(Dataset excerpts)
⁂
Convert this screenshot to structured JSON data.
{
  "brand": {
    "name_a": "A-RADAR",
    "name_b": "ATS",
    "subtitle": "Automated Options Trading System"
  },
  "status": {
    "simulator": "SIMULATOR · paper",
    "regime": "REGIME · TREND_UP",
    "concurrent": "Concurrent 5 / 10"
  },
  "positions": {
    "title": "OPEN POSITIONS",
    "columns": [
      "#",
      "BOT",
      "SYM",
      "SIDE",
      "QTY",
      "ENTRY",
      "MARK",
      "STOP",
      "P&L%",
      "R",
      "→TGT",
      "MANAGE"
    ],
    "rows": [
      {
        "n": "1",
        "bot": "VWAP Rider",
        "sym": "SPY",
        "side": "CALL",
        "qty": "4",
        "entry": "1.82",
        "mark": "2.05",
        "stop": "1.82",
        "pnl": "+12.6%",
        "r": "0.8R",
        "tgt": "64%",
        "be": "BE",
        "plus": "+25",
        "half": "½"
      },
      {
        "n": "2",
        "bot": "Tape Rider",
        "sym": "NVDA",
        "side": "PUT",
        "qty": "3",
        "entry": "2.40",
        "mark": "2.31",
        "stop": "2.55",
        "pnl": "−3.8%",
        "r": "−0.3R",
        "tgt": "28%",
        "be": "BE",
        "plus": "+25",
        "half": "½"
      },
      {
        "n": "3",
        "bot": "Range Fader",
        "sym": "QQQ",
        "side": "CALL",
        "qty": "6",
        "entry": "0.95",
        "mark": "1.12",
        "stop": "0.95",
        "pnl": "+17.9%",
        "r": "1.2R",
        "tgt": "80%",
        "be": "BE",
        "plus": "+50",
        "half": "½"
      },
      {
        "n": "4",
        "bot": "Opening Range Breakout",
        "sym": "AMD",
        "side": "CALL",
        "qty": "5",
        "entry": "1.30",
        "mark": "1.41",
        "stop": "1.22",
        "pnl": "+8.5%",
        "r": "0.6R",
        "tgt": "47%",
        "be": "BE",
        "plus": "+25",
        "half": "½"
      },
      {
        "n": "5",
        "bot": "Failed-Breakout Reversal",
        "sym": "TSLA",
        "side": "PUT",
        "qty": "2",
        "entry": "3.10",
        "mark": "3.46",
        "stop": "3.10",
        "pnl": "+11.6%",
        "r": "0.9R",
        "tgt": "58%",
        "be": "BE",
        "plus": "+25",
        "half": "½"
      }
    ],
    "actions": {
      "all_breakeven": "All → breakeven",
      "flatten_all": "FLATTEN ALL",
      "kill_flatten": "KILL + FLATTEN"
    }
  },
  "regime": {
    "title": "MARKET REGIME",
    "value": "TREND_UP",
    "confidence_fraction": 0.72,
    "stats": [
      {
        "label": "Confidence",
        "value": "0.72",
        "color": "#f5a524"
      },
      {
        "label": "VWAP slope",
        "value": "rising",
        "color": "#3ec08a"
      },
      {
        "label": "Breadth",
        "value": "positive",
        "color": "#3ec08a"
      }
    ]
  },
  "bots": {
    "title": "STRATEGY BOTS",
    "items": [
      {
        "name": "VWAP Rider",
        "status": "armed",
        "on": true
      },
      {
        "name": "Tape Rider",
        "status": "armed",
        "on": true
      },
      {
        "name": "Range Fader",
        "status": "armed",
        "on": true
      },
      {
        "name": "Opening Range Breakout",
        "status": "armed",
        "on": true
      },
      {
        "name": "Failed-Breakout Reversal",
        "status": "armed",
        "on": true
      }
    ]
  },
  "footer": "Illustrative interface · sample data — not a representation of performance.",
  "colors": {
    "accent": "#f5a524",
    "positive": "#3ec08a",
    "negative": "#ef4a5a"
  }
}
⁂
> Your objective
Please output the entries above, every line exactly as it reads.

> Solution to the problem
Convert this screenshot to structured JSON data.
{
  "brand": {
    "name_a": "A-RADAR",
    "name_b": "ATS",
    "subtitle": "Automated Options Trading System"
  },
  "status": {
    "simulator": "SIMULATOR · paper",
    "regime": "REGIME · TREND_UP",
    "concurrent": "Concurrent 5 / 10"
  },
  "positions": {
    "title": "OPEN POSITIONS",
    "columns": [
      "#",
      "BOT",
      "SYM",
      "SIDE",
      "QTY",
      "ENTRY",
      "MARK",
      "STOP",
      "P&L%",
      "R",
      "→TGT",
      "MANAGE"
    ],
    "rows": [
      {
        "n": "1",
        "bot": "VWAP Rider",
        "sym": "SPY",
        "side": "CALL",
        "qty": "4",
        "entry": "1.82",
        "mark": "2.05",
        "stop": "1.82",
        "pnl": "+12.6%",
        "r": "0.8R",
        "tgt": "64%",
        "be": "BE",
        "plus": "+25",
        "half": "½"
      },
      {
        "n": "2",
        "bot": "Tape Rider",
        "sym": "NVDA",
        "side": "PUT",
        "qty": "3",
        "entry": "2.40",
        "mark": "2.31",
        "stop": "2.55",
        "pnl": "−3.8%",
        "r": "−0.3R",
        "tgt": "28%",
        "be": "BE",
        "plus": "+25",
        "half": "½"
      },
      {
        "n": "3",
        "bot": "Range Fader",
        "sym": "QQQ",
        "side": "CALL",
        "qty": "6",
        "entry": "0.95",
        "mark": "1.12",
        "stop": "0.95",
        "pnl": "+17.9%",
        "r": "1.2R",
        "tgt": "80%",
        "be": "BE",
        "plus": "+50",
        "half": "½"
      },
      {
        "n": "4",
        "bot": "Opening Range Breakout",
        "sym": "AMD",
        "side": "CALL",
        "qty": "5",
        "entry": "1.30",
        "mark": "1.41",
        "stop": "1.22",
        "pnl": "+8.5%",
        "r": "0.6R",
        "tgt": "47%",
        "be": "BE",
        "plus": "+25",
        "half": "½"
      },
      {
        "n": "5",
        "bot": "Failed-Breakout Reversal",
        "sym": "TSLA",
        "side": "PUT",
        "qty": "2",
        "entry": "3.10",
        "mark": "3.46",
        "stop": "3.10",
        "pnl": "+11.6%",
        "r": "0.9R",
        "tgt": "58%",
        "be": "BE",
        "plus": "+25",
        "half": "½"
      }
    ],
    "actions": {
      "all_breakeven": "All → breakeven",
      "flatten_all": "FLATTEN ALL",
      "kill_flatten": "KILL + FLATTEN"
    }
  },
  "regime": {
    "title": "MARKET REGIME",
    "value": "TREND_UP",
    "confidence_fraction": 0.72,
    "stats": [
      {
        "label": "Confidence",
        "value": "0.72",
        "color": "#f5a524"
      },
      {
        "label": "VWAP slope",
        "value": "rising",
        "color": "#3ec08a"
      },
      {
        "label": "Breadth",
        "value": "positive",
        "color": "#3ec08a"
      }
    ]
  },
  "bots": {
    "title": "STRATEGY BOTS",
    "items": [
      {
        "name": "VWAP Rider",
        "status": "armed",
        "on": true
      },
      {
        "name": "Tape Rider",
        "status": "armed",
        "on": true
      },
      {
        "name": "Range Fader",
        "status": "armed",
        "on": true
      },
      {
        "name": "Opening Range Breakout",
        "status": "armed",
        "on": true
      },
      {
        "name": "Failed-Breakout Reversal",
        "status": "armed",
        "on": true
      }
    ]
  },
  "footer": "Illustrative interface · sample data — not a representation of performance.",
  "colors": {
    "accent": "#f5a524",
    "positive": "#3ec08a",
    "negative": "#ef4a5a"
  }
}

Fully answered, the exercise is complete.